→ Short exercise: Look through the entries below and report how many lines hold the string "them". Only the number is wanted.

>>>>>

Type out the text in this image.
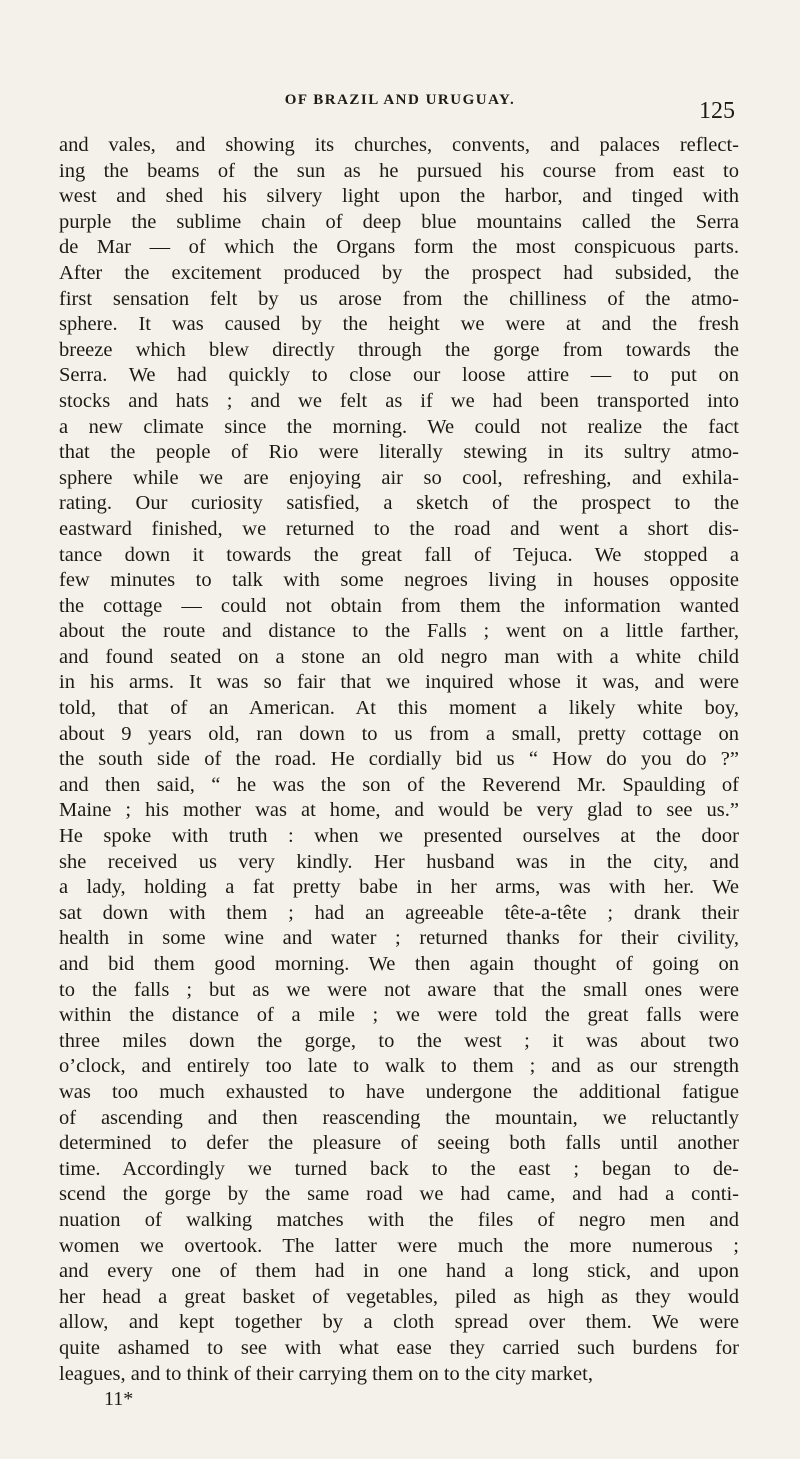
OF BRAZIL AND URUGUAY.	125
and vales, and showing its churches, convents, and palaces reflect-
ing the beams of the sun as he pursued his course from east to
west and shed his silvery light upon the harbor, and tinged with
purple the sublime chain of deep blue mountains called the Serra
de Mar — of which the Organs form the most conspicuous parts.
After the excitement produced by the prospect had subsided, the
first sensation felt by us arose from the chilliness of the atmo-
sphere. It was caused by the height we were at and the fresh
breeze which blew directly through the gorge from towards the
Serra. We had quickly to close our loose attire — to put on
stocks and hats ; and we felt as if we had been transported into
a new climate since the morning. We could not realize the fact
that the people of Rio were literally stewing in its sultry atmo-
sphere while we are enjoying air so cool, refreshing, and exhila-
rating. Our curiosity satisfied, a sketch of the prospect to the
eastward finished, we returned to the road and went a short dis-
tance down it towards the great fall of Tejuca. We stopped a
few minutes to talk with some negroes living in houses opposite
the cottage — could not obtain from them the information wanted
about the route and distance to the Falls ; went on a little farther,
and found seated on a stone an old negro man with a white child
in his arms. It was so fair that we inquired whose it was, and were
told, that of an American. At this moment a likely white boy,
about 9 years old, ran down to us from a small, pretty cottage on
the south side of the road. He cordially bid us “ How do you do ?”
and then said, “ he was the son of the Reverend Mr. Spaulding of
Maine ; his mother was at home, and would be very glad to see us.”
He spoke with truth : when we presented ourselves at the door
she received us very kindly. Her husband was in the city, and
a lady, holding a fat pretty babe in her arms, was with her. We
sat down with them ; had an agreeable tête-a-tête ; drank their
health in some wine and water ; returned thanks for their civility,
and bid them good morning. We then again thought of going on
to the falls ; but as we were not aware that the small ones were
within the distance of a mile ; we were told the great falls were
three miles down the gorge, to the west ; it was about two
o’clock, and entirely too late to walk to them ; and as our strength
was too much exhausted to have undergone the additional fatigue
of ascending and then reascending the mountain, we reluctantly
determined to defer the pleasure of seeing both falls until another
time. Accordingly we turned back to the east ; began to de-
scend the gorge by the same road we had came, and had a conti-
nuation of walking matches with the files of negro men and
women we overtook. The latter were much the more numerous ;
and every one of them had in one hand a long stick, and upon
her head a great basket of vegetables, piled as high as they would
allow, and kept together by a cloth spread over them. We were
quite ashamed to see with what ease they carried such burdens for
leagues, and to think of their carrying them on to the city market,
11*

<<<<<

→ In response: 7